Objective: Produce the listing below again, exactly as shown.

[Data records]
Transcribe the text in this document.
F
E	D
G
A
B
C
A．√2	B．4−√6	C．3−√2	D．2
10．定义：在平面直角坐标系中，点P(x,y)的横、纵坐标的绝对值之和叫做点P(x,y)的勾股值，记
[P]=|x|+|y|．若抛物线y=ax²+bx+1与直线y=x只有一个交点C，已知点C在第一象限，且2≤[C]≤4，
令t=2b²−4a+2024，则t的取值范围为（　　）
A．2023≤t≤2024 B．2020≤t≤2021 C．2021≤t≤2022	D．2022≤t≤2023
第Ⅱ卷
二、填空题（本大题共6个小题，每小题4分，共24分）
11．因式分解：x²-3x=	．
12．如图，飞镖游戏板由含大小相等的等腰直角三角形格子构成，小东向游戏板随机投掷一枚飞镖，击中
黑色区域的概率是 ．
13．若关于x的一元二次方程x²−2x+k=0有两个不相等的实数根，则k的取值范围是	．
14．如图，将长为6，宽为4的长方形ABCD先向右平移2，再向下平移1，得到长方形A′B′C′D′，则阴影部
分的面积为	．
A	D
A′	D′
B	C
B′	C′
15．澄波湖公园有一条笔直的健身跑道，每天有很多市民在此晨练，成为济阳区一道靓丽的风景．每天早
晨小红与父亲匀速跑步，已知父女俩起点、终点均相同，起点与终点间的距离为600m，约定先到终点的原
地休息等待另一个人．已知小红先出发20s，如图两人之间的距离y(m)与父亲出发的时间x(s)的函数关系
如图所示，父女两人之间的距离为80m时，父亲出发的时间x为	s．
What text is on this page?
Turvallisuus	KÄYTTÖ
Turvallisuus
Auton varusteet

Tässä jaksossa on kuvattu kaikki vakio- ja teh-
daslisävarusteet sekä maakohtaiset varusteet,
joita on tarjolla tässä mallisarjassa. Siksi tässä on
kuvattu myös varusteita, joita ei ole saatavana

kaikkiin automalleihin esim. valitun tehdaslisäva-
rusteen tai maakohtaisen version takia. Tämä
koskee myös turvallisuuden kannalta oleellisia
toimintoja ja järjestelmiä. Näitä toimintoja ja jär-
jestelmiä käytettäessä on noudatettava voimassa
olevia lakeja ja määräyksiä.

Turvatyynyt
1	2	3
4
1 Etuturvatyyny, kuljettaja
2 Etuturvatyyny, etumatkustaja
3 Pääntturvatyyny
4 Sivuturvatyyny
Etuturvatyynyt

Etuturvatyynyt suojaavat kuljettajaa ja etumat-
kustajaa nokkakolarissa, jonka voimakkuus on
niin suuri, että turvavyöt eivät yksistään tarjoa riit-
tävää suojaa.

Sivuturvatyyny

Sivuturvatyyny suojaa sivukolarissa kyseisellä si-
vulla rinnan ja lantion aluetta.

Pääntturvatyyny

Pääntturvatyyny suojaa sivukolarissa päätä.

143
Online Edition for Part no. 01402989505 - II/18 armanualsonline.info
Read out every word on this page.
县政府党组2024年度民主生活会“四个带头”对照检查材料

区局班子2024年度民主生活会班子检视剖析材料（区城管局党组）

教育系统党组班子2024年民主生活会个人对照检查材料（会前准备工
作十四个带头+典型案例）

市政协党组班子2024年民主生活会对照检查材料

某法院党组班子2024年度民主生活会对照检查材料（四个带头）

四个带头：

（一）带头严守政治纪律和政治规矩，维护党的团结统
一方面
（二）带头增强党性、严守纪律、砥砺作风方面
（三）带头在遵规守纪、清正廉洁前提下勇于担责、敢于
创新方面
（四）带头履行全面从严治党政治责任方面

Response to this exercise:
Transcribe the text in this document.
F
E	D
G
A
B
C
A．√2	B．4−√6	C．3−√2	D．2
10．定义：在平面直角坐标系中，点P(x,y)的横、纵坐标的绝对值之和叫做点P(x,y)的勾股值，记
[P]=|x|+|y|．若抛物线y=ax²+bx+1与直线y=x只有一个交点C，已知点C在第一象限，且2≤[C]≤4，
令t=2b²−4a+2024，则t的取值范围为（　　）
A．2023≤t≤2024 B．2020≤t≤2021 C．2021≤t≤2022	D．2022≤t≤2023
第Ⅱ卷
二、填空题（本大题共6个小题，每小题4分，共24分）
11．因式分解：x²-3x=	．
12．如图，飞镖游戏板由含大小相等的等腰直角三角形格子构成，小东向游戏板随机投掷一枚飞镖，击中
黑色区域的概率是 ．
13．若关于x的一元二次方程x²−2x+k=0有两个不相等的实数根，则k的取值范围是	．
14．如图，将长为6，宽为4的长方形ABCD先向右平移2，再向下平移1，得到长方形A′B′C′D′，则阴影部
分的面积为	．
A	D
A′	D′
B	C
B′	C′
15．澄波湖公园有一条笔直的健身跑道，每天有很多市民在此晨练，成为济阳区一道靓丽的风景．每天早
晨小红与父亲匀速跑步，已知父女俩起点、终点均相同，起点与终点间的距离为600m，约定先到终点的原
地休息等待另一个人．已知小红先出发20s，如图两人之间的距离y(m)与父亲出发的时间x(s)的函数关系
如图所示，父女两人之间的距离为80m时，父亲出发的时间x为	s．
What text is on this page?
Turvallisuus	KÄYTTÖ
Turvallisuus
Auton varusteet

Tässä jaksossa on kuvattu kaikki vakio- ja teh-
daslisävarusteet sekä maakohtaiset varusteet,
joita on tarjolla tässä mallisarjassa. Siksi tässä on
kuvattu myös varusteita, joita ei ole saatavana

kaikkiin automalleihin esim. valitun tehdaslisäva-
rusteen tai maakohtaisen version takia. Tämä
koskee myös turvallisuuden kannalta oleellisia
toimintoja ja järjestelmiä. Näitä toimintoja ja jär-
jestelmiä käytettäessä on noudatettava voimassa
olevia lakeja ja määräyksiä.

Turvatyynyt
1	2	3
4
1 Etuturvatyyny, kuljettaja
2 Etuturvatyyny, etumatkustaja
3 Pääntturvatyyny
4 Sivuturvatyyny
Etuturvatyynyt

Etuturvatyynyt suojaavat kuljettajaa ja etumat-
kustajaa nokkakolarissa, jonka voimakkuus on
niin suuri, että turvavyöt eivät yksistään tarjoa riit-
tävää suojaa.

Sivuturvatyyny

Sivuturvatyyny suojaa sivukolarissa kyseisellä si-
vulla rinnan ja lantion aluetta.

Pääntturvatyyny

Pääntturvatyyny suojaa sivukolarissa päätä.

143
Online Edition for Part no. 01402989505 - II/18 armanualsonline.info
Read out every word on this page.
县政府党组2024年度民主生活会“四个带头”对照检查材料

区局班子2024年度民主生活会班子检视剖析材料（区城管局党组）

教育系统党组班子2024年民主生活会个人对照检查材料（会前准备工
作十四个带头+典型案例）

市政协党组班子2024年民主生活会对照检查材料

某法院党组班子2024年度民主生活会对照检查材料（四个带头）

四个带头：

（一）带头严守政治纪律和政治规矩，维护党的团结统
一方面
（二）带头增强党性、严守纪律、砥砺作风方面
（三）带头在遵规守纪、清正廉洁前提下勇于担责、敢于
创新方面
（四）带头履行全面从严治党政治责任方面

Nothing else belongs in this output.